*Short task*: Copy out the entries below in full and exactly.

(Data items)
******************************

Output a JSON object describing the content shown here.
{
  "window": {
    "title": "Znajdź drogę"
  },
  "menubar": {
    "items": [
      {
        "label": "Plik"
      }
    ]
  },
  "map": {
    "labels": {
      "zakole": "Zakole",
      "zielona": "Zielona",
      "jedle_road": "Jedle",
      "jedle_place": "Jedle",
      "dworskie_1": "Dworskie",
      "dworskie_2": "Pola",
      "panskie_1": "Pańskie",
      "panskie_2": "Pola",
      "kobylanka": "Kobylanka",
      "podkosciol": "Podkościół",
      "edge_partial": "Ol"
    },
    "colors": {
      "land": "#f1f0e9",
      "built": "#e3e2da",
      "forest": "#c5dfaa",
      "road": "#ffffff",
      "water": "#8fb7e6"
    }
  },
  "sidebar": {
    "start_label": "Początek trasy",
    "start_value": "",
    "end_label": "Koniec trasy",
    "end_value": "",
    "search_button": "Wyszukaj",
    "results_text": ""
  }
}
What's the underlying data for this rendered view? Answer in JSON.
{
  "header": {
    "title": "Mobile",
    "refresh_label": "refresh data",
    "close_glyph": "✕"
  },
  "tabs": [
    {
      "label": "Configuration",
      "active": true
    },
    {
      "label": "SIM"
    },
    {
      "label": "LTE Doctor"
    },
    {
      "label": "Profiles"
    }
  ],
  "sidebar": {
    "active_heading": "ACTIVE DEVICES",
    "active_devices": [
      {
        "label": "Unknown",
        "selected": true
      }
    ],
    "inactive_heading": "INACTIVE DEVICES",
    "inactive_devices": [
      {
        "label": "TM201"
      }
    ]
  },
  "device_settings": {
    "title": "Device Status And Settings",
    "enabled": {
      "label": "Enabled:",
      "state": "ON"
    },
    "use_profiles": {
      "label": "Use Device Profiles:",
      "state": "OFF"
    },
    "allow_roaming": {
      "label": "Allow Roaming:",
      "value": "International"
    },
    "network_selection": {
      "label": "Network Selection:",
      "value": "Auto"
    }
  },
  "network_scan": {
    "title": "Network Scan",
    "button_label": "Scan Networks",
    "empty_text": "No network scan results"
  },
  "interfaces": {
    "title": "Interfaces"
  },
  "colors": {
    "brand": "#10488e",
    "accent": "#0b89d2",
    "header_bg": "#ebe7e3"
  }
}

******************************

*Response for this exercise*:
Output a JSON object describing the content shown here.
{
  "window": {
    "title": "Znajdź drogę"
  },
  "menubar": {
    "items": [
      {
        "label": "Plik"
      }
    ]
  },
  "map": {
    "labels": {
      "zakole": "Zakole",
      "zielona": "Zielona",
      "jedle_road": "Jedle",
      "jedle_place": "Jedle",
      "dworskie_1": "Dworskie",
      "dworskie_2": "Pola",
      "panskie_1": "Pańskie",
      "panskie_2": "Pola",
      "kobylanka": "Kobylanka",
      "podkosciol": "Podkościół",
      "edge_partial": "Ol"
    },
    "colors": {
      "land": "#f1f0e9",
      "built": "#e3e2da",
      "forest": "#c5dfaa",
      "road": "#ffffff",
      "water": "#8fb7e6"
    }
  },
  "sidebar": {
    "start_label": "Początek trasy",
    "start_value": "",
    "end_label": "Koniec trasy",
    "end_value": "",
    "search_button": "Wyszukaj",
    "results_text": ""
  }
}
What's the underlying data for this rendered view? Answer in JSON.
{
  "header": {
    "title": "Mobile",
    "refresh_label": "refresh data",
    "close_glyph": "✕"
  },
  "tabs": [
    {
      "label": "Configuration",
      "active": true
    },
    {
      "label": "SIM"
    },
    {
      "label": "LTE Doctor"
    },
    {
      "label": "Profiles"
    }
  ],
  "sidebar": {
    "active_heading": "ACTIVE DEVICES",
    "active_devices": [
      {
        "label": "Unknown",
        "selected": true
      }
    ],
    "inactive_heading": "INACTIVE DEVICES",
    "inactive_devices": [
      {
        "label": "TM201"
      }
    ]
  },
  "device_settings": {
    "title": "Device Status And Settings",
    "enabled": {
      "label": "Enabled:",
      "state": "ON"
    },
    "use_profiles": {
      "label": "Use Device Profiles:",
      "state": "OFF"
    },
    "allow_roaming": {
      "label": "Allow Roaming:",
      "value": "International"
    },
    "network_selection": {
      "label": "Network Selection:",
      "value": "Auto"
    }
  },
  "network_scan": {
    "title": "Network Scan",
    "button_label": "Scan Networks",
    "empty_text": "No network scan results"
  },
  "interfaces": {
    "title": "Interfaces"
  },
  "colors": {
    "brand": "#10488e",
    "accent": "#0b89d2",
    "header_bg": "#ebe7e3"
  }
}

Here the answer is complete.